* Start *

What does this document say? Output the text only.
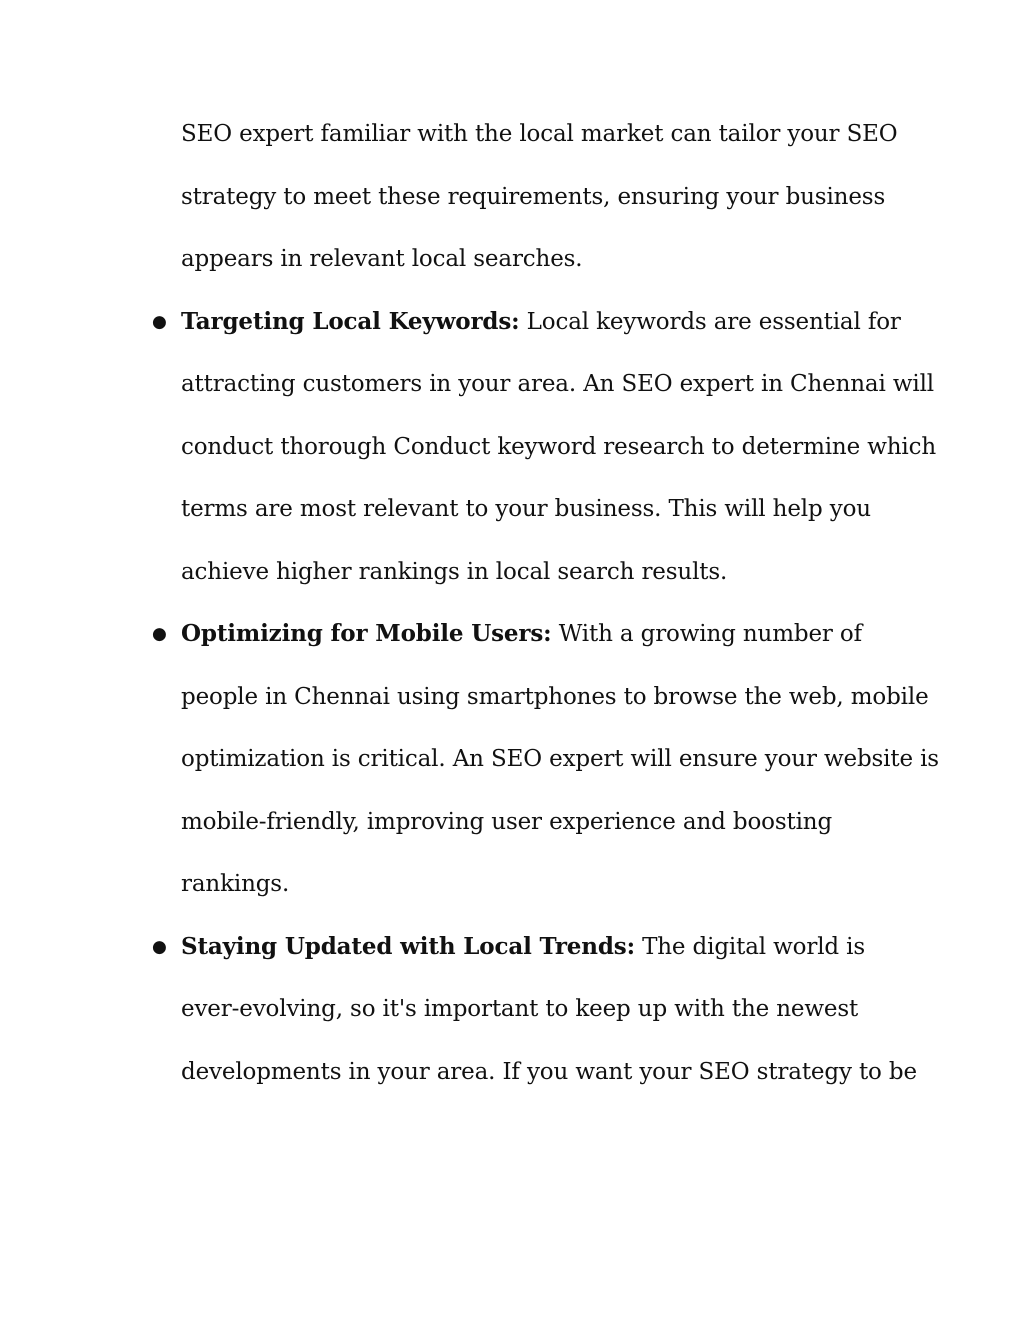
SEO expert familiar with the local market can tailor your SEO
strategy to meet these requirements, ensuring your business
appears in relevant local searches.
● Targeting Local Keywords: Local keywords are essential for
attracting customers in your area. An SEO expert in Chennai will
conduct thorough Conduct keyword research to determine which
terms are most relevant to your business. This will help you
achieve higher rankings in local search results.
● Optimizing for Mobile Users: With a growing number of
people in Chennai using smartphones to browse the web, mobile
optimization is critical. An SEO expert will ensure your website is
mobile-friendly, improving user experience and boosting
rankings.
● Staying Updated with Local Trends: The digital world is
ever-evolving, so it's important to keep up with the newest
developments in your area. If you want your SEO strategy to be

* End *

• **The problem**
Extract every line of the records above that contains the word "your".

• **Output of the exercise**
SEO expert familiar with the local market can tailor your SEO
strategy to meet these requirements, ensuring your business
attracting customers in your area. An SEO expert in Chennai will
terms are most relevant to your business. This will help you
optimization is critical. An SEO expert will ensure your website is
developments in your area. If you want your SEO strategy to be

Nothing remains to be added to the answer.